▶ _JOB_: Copy the lines starting at the one containing "Output each element" and ending at the one containing "Where is each", reproducing each exactly. Leave the pictures out of your answer.

════

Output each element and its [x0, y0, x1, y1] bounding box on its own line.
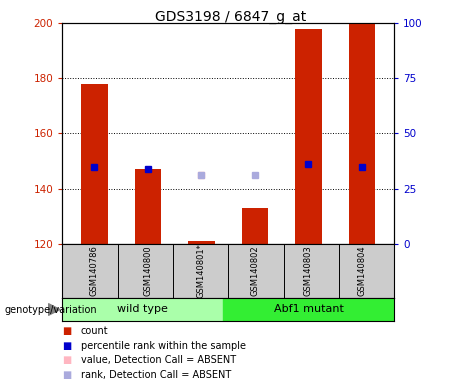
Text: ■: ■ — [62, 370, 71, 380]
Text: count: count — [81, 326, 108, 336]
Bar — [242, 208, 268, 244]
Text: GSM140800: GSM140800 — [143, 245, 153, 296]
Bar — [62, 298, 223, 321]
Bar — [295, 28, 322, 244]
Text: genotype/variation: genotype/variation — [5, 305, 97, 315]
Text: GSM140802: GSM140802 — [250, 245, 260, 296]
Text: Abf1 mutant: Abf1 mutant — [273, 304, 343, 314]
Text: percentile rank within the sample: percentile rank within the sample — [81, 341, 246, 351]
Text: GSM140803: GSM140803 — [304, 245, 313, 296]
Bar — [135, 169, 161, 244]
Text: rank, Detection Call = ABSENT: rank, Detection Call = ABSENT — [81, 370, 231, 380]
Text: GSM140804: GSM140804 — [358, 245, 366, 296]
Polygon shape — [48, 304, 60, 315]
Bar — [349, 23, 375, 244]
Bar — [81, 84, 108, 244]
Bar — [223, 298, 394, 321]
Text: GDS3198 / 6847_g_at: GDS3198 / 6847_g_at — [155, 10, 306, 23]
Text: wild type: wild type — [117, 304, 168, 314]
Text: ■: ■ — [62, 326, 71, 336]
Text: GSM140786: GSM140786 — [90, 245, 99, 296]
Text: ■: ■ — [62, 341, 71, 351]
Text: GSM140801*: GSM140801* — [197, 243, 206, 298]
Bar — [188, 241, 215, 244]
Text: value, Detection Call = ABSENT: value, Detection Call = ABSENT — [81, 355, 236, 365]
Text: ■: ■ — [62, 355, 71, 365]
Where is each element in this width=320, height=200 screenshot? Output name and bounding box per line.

════

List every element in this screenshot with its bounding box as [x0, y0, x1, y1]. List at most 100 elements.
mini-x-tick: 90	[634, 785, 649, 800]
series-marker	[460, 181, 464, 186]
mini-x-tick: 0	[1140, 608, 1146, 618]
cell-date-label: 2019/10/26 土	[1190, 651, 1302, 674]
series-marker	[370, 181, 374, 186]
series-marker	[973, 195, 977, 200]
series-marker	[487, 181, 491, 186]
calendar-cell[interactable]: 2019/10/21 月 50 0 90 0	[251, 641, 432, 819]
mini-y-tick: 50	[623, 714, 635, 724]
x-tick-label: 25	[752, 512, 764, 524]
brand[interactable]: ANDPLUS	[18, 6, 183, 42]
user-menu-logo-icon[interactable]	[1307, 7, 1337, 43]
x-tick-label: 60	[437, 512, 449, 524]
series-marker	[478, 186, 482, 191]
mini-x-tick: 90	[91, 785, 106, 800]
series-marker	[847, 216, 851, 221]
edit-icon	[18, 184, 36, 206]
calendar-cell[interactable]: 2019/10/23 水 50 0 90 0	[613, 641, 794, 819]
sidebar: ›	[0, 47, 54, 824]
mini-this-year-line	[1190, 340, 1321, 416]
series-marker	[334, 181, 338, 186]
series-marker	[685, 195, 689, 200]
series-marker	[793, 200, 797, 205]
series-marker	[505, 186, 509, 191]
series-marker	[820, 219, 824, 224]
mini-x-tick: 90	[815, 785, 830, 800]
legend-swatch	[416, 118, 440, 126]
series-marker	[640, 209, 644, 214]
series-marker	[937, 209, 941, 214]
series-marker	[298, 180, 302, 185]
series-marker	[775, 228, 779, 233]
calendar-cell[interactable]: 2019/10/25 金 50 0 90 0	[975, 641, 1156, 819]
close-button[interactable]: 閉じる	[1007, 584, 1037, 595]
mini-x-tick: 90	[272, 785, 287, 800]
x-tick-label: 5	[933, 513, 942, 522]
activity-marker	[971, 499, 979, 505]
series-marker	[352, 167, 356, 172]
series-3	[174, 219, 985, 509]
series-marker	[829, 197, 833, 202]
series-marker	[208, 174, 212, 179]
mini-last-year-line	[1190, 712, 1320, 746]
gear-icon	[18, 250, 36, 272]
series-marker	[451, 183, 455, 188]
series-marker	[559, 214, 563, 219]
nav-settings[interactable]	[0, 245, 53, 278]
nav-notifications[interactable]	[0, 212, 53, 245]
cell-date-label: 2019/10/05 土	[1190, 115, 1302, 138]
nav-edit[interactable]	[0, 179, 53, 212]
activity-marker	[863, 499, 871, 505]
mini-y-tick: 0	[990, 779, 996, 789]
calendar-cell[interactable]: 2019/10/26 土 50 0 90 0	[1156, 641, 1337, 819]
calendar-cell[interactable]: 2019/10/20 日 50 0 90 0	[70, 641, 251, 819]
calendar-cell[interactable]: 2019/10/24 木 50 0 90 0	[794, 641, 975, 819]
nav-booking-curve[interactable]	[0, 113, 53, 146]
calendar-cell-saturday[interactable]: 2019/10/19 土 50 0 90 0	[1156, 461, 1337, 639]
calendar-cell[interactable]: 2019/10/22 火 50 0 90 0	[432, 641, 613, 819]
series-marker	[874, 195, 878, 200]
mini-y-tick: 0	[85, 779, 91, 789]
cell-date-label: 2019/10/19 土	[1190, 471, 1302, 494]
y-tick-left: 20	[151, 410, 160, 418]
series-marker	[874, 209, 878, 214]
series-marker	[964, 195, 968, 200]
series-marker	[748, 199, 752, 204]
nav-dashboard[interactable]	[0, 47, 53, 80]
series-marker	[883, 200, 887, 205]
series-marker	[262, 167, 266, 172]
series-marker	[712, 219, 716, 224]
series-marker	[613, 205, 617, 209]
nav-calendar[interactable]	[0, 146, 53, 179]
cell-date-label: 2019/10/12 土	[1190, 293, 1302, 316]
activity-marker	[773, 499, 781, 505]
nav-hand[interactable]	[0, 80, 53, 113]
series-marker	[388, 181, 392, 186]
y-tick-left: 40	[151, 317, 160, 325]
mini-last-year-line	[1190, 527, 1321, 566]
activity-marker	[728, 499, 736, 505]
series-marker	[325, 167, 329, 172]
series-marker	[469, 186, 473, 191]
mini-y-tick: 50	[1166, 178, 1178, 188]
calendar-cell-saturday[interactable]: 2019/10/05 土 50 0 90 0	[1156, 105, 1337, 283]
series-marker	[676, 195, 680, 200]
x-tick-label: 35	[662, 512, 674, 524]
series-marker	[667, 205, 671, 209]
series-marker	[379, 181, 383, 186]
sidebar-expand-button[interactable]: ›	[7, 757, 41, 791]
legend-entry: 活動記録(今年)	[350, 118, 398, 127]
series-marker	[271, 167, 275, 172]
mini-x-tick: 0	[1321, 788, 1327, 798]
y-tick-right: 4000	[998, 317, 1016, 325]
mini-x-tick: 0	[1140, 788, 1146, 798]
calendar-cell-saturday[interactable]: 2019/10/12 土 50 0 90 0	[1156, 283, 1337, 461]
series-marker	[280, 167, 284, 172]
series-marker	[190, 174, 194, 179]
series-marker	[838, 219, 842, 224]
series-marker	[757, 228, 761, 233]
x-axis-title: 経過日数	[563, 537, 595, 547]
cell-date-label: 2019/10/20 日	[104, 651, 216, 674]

════

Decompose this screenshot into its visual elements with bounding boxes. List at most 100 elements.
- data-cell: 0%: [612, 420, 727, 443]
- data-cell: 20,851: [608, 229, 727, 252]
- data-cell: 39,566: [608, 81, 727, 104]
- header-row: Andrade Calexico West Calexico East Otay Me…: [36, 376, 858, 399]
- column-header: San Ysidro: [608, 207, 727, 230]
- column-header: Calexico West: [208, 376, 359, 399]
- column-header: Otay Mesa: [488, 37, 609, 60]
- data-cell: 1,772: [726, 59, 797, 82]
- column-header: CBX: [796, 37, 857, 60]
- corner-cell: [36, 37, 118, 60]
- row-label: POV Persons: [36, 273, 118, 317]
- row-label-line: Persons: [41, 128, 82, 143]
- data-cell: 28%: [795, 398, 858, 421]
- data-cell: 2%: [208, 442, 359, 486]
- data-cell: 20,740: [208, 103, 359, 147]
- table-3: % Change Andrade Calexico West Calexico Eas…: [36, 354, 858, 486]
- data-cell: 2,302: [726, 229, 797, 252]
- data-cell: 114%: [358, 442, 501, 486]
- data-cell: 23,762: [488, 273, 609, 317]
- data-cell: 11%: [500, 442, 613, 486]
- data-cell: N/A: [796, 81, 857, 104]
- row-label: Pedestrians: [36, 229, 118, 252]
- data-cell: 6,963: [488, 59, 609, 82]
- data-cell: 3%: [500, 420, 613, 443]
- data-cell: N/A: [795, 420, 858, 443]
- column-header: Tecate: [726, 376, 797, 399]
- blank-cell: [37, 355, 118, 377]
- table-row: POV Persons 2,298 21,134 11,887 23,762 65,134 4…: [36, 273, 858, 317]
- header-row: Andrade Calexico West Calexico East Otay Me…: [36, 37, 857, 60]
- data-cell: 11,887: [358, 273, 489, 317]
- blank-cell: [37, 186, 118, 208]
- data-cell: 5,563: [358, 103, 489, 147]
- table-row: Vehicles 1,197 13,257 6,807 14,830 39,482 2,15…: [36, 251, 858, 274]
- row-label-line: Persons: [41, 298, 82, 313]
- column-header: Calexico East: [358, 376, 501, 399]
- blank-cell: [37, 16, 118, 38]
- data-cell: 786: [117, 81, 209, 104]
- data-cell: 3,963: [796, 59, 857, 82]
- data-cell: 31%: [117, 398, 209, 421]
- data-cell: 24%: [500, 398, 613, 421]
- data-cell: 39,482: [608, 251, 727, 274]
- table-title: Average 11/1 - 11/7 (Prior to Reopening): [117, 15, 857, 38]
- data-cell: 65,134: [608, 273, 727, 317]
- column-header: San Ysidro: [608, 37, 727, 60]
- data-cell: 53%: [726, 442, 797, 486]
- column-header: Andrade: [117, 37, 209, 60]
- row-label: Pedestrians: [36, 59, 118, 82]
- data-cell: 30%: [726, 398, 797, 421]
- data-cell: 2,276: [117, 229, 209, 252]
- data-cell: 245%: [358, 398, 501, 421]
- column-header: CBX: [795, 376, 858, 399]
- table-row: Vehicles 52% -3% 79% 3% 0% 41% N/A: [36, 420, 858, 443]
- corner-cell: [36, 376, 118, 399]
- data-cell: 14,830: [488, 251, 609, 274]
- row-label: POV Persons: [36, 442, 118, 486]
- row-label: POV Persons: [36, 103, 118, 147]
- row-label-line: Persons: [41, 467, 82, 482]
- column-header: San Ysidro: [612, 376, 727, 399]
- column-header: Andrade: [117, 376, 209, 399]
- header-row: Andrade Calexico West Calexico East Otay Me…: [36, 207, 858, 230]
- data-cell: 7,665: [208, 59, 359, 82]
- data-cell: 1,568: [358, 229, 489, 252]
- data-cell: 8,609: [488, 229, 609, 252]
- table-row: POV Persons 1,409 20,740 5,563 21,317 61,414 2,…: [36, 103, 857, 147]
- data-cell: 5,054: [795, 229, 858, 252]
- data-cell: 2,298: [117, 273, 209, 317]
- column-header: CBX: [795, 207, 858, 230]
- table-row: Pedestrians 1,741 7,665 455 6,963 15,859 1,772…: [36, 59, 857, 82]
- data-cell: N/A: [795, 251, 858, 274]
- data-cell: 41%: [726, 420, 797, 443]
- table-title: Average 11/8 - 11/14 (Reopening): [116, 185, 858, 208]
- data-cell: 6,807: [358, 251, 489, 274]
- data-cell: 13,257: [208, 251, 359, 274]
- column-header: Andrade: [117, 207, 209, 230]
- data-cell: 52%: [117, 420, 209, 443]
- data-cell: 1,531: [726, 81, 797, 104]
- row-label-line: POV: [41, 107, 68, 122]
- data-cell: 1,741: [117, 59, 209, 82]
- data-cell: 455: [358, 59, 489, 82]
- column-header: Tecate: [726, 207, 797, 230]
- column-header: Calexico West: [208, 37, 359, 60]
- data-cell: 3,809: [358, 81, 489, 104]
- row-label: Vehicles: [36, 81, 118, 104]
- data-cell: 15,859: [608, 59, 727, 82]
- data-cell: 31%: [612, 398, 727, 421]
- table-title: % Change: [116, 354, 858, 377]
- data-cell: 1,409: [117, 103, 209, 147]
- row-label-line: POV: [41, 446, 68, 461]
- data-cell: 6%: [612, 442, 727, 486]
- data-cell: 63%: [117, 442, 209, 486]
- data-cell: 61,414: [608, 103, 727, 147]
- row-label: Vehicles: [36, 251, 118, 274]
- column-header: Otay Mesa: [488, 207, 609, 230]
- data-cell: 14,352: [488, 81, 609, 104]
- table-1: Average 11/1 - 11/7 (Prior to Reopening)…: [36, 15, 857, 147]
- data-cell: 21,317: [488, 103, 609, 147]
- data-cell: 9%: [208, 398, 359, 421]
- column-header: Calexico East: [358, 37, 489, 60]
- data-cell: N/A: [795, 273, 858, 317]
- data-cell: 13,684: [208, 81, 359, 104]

════

▶ _SOLUTION TO THE PROBLEM_:
Output each element and its [x0, y0, x1, y1] bounding box on its own line.
Text: ■: ■ — [62, 370, 71, 380]
Text: count: count — [81, 326, 108, 336]
Bar — [242, 208, 268, 244]
Text: GSM140800: GSM140800 — [143, 245, 153, 296]
Bar — [62, 298, 223, 321]
Bar — [295, 28, 322, 244]
Text: genotype/variation: genotype/variation — [5, 305, 97, 315]
Text: GSM140802: GSM140802 — [250, 245, 260, 296]
Text: Abf1 mutant: Abf1 mutant — [273, 304, 343, 314]
Text: percentile rank within the sample: percentile rank within the sample — [81, 341, 246, 351]
Text: GSM140803: GSM140803 — [304, 245, 313, 296]
Bar — [135, 169, 161, 244]
Text: rank, Detection Call = ABSENT: rank, Detection Call = ABSENT — [81, 370, 231, 380]
Text: GSM140804: GSM140804 — [358, 245, 366, 296]
Polygon shape — [48, 304, 60, 315]
Bar — [349, 23, 375, 244]
Bar — [81, 84, 108, 244]
Bar — [223, 298, 394, 321]
Text: GDS3198 / 6847_g_at: GDS3198 / 6847_g_at — [155, 10, 306, 23]
Text: wild type: wild type — [117, 304, 168, 314]
Text: ■: ■ — [62, 326, 71, 336]
Text: GSM140786: GSM140786 — [90, 245, 99, 296]
Text: ■: ■ — [62, 341, 71, 351]
Text: GSM140801*: GSM140801* — [197, 243, 206, 298]
Bar — [188, 241, 215, 244]
Text: value, Detection Call = ABSENT: value, Detection Call = ABSENT — [81, 355, 236, 365]
Text: ■: ■ — [62, 355, 71, 365]
Where is each element in this width=320, height=200 screenshot? Output name and bounding box per line.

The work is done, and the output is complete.